Dataset entries
......
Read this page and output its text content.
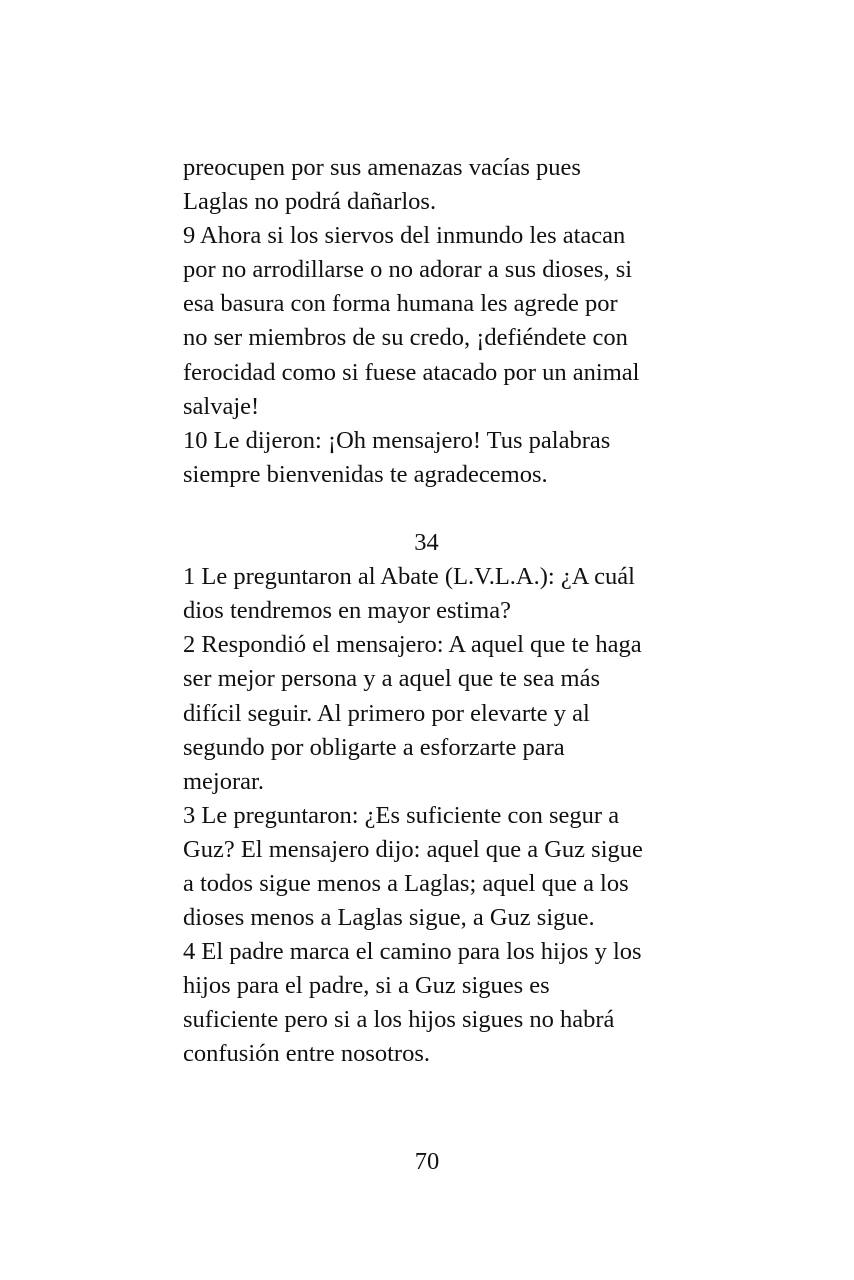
preocupen por sus amenazas vacías pues
Laglas no podrá dañarlos.
9 Ahora si los siervos del inmundo les atacan
por no arrodillarse o no adorar a sus dioses, si
esa basura con forma humana les agrede por
no ser miembros de su credo, ¡defiéndete con
ferocidad como si fuese atacado por un animal
salvaje!
10 Le dijeron: ¡Oh mensajero! Tus palabras
siempre bienvenidas te agradecemos.
34
1 Le preguntaron al Abate (L.V.L.A.): ¿A cuál
dios tendremos en mayor estima?
2 Respondió el mensajero: A aquel que te haga
ser mejor persona y a aquel que te sea más
difícil seguir. Al primero por elevarte y al
segundo por obligarte a esforzarte para
mejorar.
3 Le preguntaron: ¿Es suficiente con segur a
Guz? El mensajero dijo: aquel que a Guz sigue
a todos sigue menos a Laglas; aquel que a los
dioses menos a Laglas sigue, a Guz sigue.
4 El padre marca el camino para los hijos y los
hijos para el padre, si a Guz sigues es
suficiente pero si a los hijos sigues no habrá
confusión entre nosotros.
70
......
▶ WHAT NEEDS TO BE DONE
Check each line above for the word "dioses" and give the number of lines that have it, nothing else.

▶ FULL OUTPUT
2